=== EXERCISE MATERIAL ===

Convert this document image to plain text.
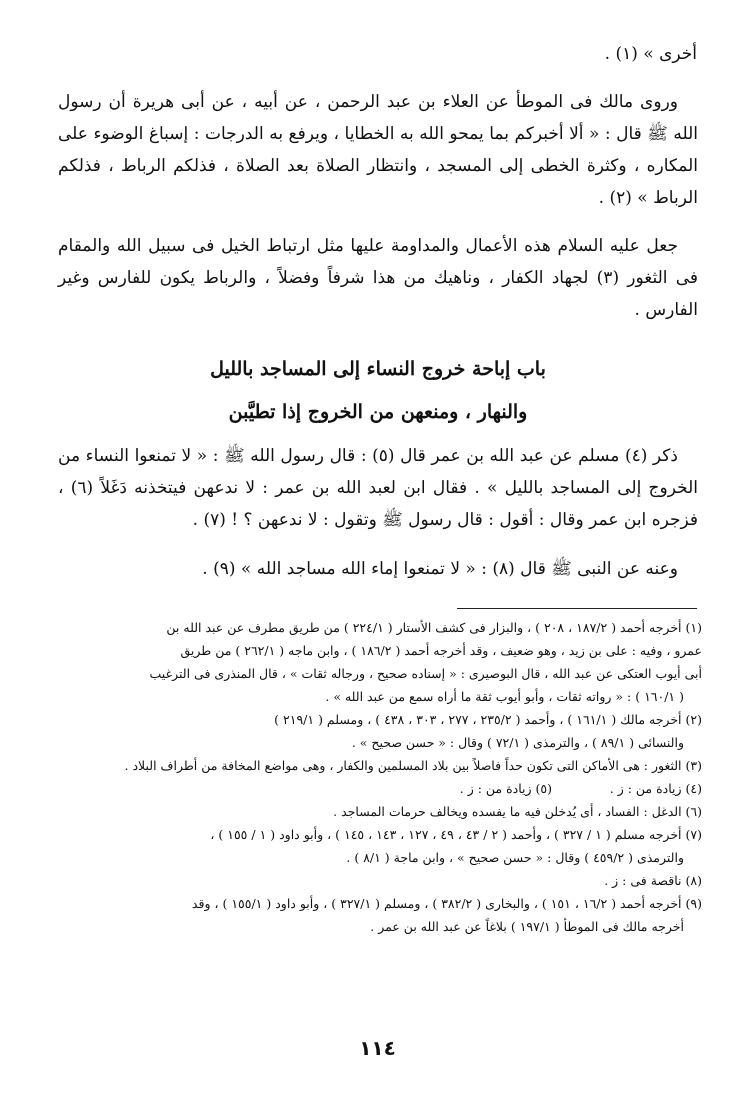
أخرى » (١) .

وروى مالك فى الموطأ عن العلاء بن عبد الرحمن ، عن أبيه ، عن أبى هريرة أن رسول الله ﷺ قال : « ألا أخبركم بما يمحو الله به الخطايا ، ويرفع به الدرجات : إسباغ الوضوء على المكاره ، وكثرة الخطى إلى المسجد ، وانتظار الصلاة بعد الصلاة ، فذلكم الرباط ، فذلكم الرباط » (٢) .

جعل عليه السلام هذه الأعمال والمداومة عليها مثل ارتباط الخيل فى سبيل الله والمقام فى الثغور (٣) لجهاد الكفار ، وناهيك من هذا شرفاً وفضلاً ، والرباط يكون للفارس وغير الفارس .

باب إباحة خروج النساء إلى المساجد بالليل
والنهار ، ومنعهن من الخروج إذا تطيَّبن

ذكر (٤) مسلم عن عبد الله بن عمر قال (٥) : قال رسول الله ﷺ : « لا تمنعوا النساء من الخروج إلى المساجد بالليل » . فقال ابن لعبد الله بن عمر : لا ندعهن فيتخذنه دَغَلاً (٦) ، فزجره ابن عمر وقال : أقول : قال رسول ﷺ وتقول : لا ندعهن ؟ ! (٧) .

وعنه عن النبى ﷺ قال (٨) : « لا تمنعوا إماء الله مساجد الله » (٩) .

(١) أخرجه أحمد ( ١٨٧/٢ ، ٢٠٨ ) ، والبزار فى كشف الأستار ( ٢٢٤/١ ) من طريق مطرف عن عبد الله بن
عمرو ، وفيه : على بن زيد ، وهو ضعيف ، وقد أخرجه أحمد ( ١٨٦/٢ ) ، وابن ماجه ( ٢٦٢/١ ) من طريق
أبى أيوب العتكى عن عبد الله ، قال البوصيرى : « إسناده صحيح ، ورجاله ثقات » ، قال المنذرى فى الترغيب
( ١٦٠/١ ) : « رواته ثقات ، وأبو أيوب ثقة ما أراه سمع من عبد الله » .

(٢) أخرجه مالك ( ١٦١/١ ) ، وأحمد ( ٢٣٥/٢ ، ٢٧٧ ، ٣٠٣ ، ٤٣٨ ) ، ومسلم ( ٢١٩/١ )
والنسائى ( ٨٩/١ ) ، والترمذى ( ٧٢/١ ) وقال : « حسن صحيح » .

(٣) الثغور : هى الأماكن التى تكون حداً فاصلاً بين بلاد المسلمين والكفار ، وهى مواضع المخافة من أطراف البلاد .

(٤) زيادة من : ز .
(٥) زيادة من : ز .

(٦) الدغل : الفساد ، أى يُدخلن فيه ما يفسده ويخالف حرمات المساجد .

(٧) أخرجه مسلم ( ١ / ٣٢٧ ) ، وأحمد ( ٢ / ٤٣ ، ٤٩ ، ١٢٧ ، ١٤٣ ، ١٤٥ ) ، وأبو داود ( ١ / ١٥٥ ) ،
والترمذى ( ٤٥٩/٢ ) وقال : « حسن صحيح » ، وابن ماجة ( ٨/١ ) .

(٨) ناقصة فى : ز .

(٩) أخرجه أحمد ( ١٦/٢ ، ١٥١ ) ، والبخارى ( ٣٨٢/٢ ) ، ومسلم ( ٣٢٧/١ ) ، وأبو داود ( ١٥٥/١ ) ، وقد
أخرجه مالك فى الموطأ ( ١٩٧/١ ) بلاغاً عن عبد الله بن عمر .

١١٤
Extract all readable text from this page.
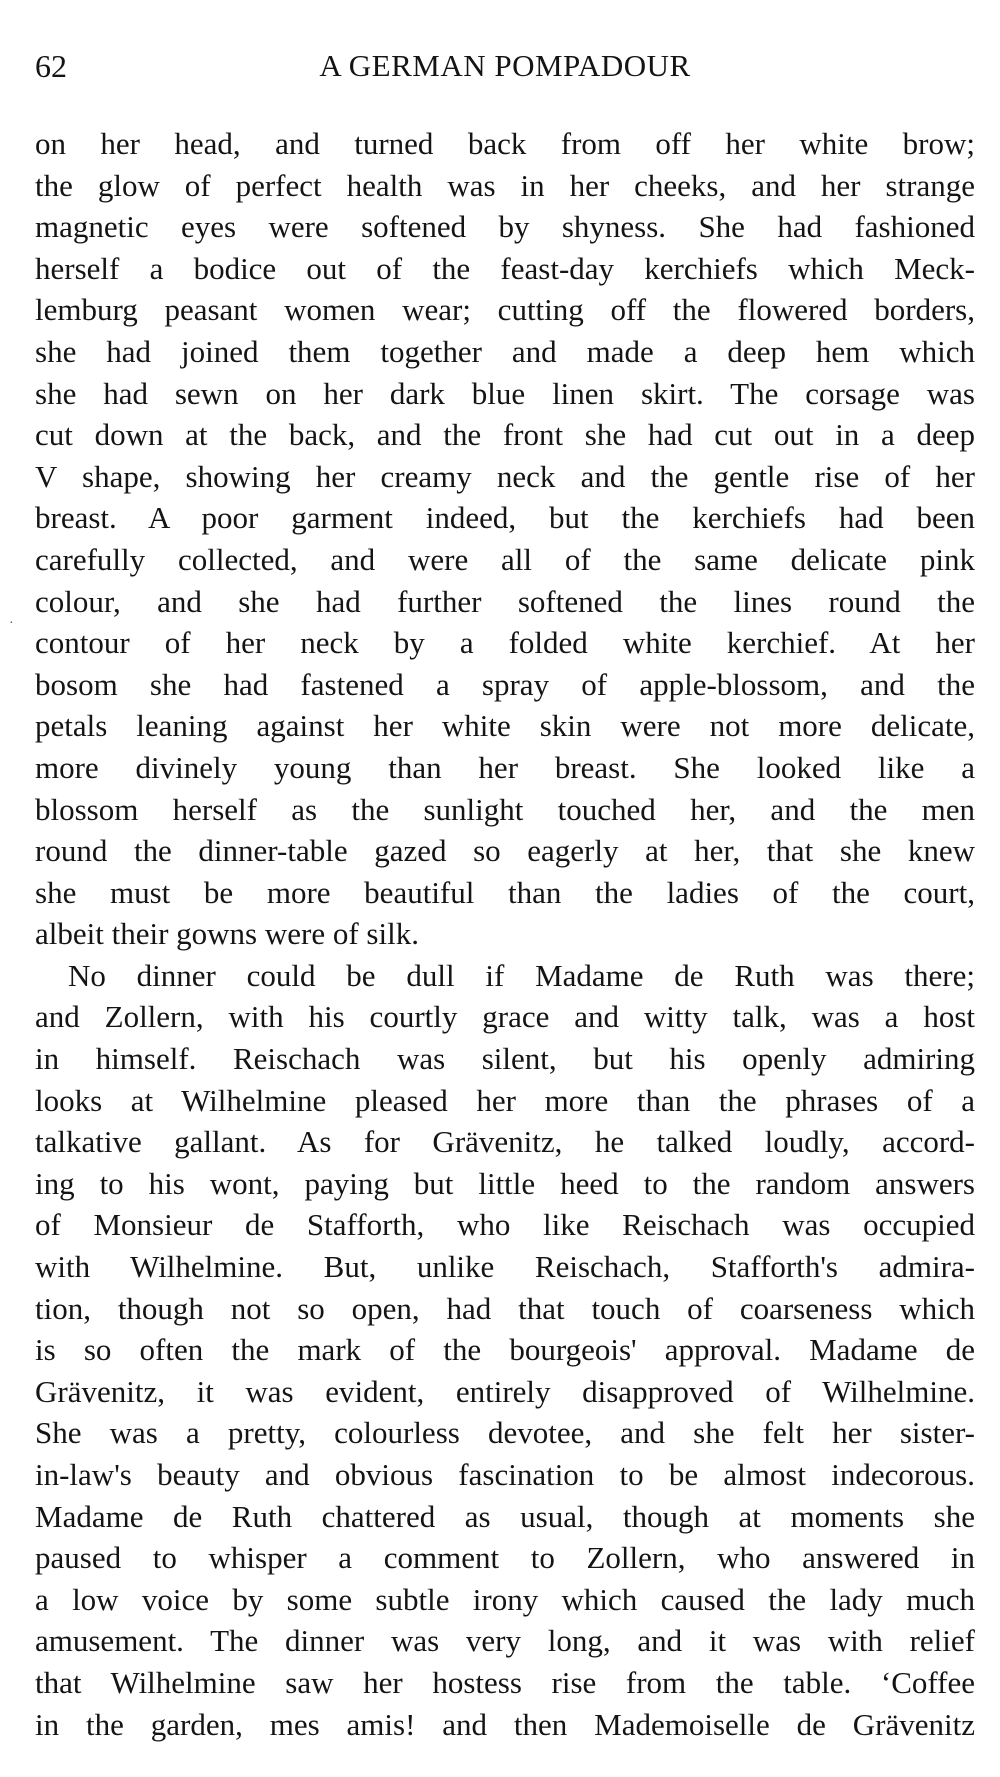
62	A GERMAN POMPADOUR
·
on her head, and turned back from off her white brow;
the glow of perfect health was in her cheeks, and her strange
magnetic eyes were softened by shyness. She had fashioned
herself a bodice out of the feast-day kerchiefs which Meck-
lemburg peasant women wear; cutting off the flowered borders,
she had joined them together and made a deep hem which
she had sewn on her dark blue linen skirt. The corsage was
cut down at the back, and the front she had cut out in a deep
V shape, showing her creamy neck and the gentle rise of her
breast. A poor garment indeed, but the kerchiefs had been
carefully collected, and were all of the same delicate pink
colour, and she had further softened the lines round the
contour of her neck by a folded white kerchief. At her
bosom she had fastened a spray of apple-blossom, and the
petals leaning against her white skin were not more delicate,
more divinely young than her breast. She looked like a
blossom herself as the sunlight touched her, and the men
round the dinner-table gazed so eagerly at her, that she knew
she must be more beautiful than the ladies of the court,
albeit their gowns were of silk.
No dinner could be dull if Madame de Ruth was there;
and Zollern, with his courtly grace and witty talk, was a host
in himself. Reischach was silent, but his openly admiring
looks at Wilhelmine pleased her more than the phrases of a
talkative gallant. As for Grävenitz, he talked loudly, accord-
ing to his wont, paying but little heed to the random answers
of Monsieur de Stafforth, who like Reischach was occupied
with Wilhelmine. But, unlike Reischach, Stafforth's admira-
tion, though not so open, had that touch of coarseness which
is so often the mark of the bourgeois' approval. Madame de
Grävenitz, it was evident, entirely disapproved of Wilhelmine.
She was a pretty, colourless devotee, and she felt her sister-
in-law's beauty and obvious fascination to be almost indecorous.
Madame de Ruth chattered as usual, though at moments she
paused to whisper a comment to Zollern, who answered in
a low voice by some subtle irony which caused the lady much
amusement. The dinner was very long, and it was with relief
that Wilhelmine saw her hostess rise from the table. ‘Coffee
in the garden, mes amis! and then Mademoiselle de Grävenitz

===
=== EXERCISE MATERIAL ===

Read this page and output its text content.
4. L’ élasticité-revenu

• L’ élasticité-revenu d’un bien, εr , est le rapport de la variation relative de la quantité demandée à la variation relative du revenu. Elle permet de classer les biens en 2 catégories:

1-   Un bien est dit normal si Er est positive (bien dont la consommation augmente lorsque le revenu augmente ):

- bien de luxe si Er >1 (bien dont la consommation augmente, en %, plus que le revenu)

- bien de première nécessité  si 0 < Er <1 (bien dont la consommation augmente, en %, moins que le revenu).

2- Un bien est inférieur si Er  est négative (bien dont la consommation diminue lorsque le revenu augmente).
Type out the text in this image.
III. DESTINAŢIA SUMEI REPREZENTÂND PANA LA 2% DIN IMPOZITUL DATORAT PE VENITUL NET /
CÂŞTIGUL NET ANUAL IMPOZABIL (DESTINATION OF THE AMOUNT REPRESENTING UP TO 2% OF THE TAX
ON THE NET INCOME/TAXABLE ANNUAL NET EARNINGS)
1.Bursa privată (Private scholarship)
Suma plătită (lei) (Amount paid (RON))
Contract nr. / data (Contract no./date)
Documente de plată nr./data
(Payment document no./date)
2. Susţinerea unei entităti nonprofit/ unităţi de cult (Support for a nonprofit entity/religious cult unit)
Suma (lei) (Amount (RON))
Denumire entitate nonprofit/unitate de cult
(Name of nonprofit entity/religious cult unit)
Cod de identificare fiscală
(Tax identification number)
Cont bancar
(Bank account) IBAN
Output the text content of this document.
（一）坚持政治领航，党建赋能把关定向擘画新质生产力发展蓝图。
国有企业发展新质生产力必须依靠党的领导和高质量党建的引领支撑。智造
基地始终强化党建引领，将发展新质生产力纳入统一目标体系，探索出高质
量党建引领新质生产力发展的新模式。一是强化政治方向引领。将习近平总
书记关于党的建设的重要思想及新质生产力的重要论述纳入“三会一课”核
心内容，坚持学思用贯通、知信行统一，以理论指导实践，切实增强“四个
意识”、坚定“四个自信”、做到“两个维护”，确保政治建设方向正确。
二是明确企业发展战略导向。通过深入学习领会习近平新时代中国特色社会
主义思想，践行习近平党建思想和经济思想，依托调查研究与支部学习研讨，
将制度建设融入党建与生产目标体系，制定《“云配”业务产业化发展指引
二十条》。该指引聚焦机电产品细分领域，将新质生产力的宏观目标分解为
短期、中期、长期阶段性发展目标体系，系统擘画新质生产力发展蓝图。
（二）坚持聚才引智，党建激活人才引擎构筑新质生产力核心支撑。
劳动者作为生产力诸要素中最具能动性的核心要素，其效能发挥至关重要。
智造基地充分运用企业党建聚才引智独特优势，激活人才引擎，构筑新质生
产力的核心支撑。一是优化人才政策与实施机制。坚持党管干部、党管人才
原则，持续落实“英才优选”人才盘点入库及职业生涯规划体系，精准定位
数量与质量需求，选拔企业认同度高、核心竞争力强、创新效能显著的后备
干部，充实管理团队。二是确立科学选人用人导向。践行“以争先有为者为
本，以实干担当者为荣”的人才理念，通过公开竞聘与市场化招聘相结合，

===

Among the records above, find each line holding the string "ومسلم" and pull it out.

### SOLUTION FOR THIS TASK
(٢) أخرجه مالك ( ١٦١/١ ) ، وأحمد ( ٢٣٥/٢ ، ٢٧٧ ، ٣٠٣ ، ٤٣٨ ) ، ومسلم ( ٢١٩/١ )
(٩) أخرجه أحمد ( ١٦/٢ ، ١٥١ ) ، والبخارى ( ٣٨٢/٢ ) ، ومسلم ( ٣٢٧/١ ) ، وأبو داود ( ١٥٥/١ ) ، وقد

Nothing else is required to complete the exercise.